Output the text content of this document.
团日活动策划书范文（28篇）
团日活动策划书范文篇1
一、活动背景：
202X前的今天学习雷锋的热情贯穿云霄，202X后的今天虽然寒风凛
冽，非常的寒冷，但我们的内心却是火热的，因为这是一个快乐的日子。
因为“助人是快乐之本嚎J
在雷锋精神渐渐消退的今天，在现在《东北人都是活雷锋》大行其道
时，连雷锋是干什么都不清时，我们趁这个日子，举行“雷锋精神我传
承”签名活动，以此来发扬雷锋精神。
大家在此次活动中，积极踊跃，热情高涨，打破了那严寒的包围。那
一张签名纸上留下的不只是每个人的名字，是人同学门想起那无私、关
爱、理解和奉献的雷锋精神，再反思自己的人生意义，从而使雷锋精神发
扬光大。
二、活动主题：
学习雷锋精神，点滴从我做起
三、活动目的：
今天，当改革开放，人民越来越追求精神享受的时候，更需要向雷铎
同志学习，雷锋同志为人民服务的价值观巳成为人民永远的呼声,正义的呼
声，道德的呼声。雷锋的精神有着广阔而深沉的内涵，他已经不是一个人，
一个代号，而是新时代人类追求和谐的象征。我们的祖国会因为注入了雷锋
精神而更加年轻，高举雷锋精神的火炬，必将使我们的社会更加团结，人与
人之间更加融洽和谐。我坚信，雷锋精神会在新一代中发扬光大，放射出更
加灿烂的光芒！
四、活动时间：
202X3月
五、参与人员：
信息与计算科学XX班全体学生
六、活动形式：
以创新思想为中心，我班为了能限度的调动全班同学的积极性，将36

:: Task brief ::
Transcribe every entry verbatim.

:: Response ::
Output the text content of this document.
团日活动策划书范文（28篇）
团日活动策划书范文篇1
一、活动背景：
202X前的今天学习雷锋的热情贯穿云霄，202X后的今天虽然寒风凛
冽，非常的寒冷，但我们的内心却是火热的，因为这是一个快乐的日子。
因为“助人是快乐之本嚎J
在雷锋精神渐渐消退的今天，在现在《东北人都是活雷锋》大行其道
时，连雷锋是干什么都不清时，我们趁这个日子，举行“雷锋精神我传
承”签名活动，以此来发扬雷锋精神。
大家在此次活动中，积极踊跃，热情高涨，打破了那严寒的包围。那
一张签名纸上留下的不只是每个人的名字，是人同学门想起那无私、关
爱、理解和奉献的雷锋精神，再反思自己的人生意义，从而使雷锋精神发
扬光大。
二、活动主题：
学习雷锋精神，点滴从我做起
三、活动目的：
今天，当改革开放，人民越来越追求精神享受的时候，更需要向雷铎
同志学习，雷锋同志为人民服务的价值观巳成为人民永远的呼声,正义的呼
声，道德的呼声。雷锋的精神有着广阔而深沉的内涵，他已经不是一个人，
一个代号，而是新时代人类追求和谐的象征。我们的祖国会因为注入了雷锋
精神而更加年轻，高举雷锋精神的火炬，必将使我们的社会更加团结，人与
人之间更加融洽和谐。我坚信，雷锋精神会在新一代中发扬光大，放射出更
加灿烂的光芒！
四、活动时间：
202X3月
五、参与人员：
信息与计算科学XX班全体学生
六、活动形式：
以创新思想为中心，我班为了能限度的调动全班同学的积极性，将36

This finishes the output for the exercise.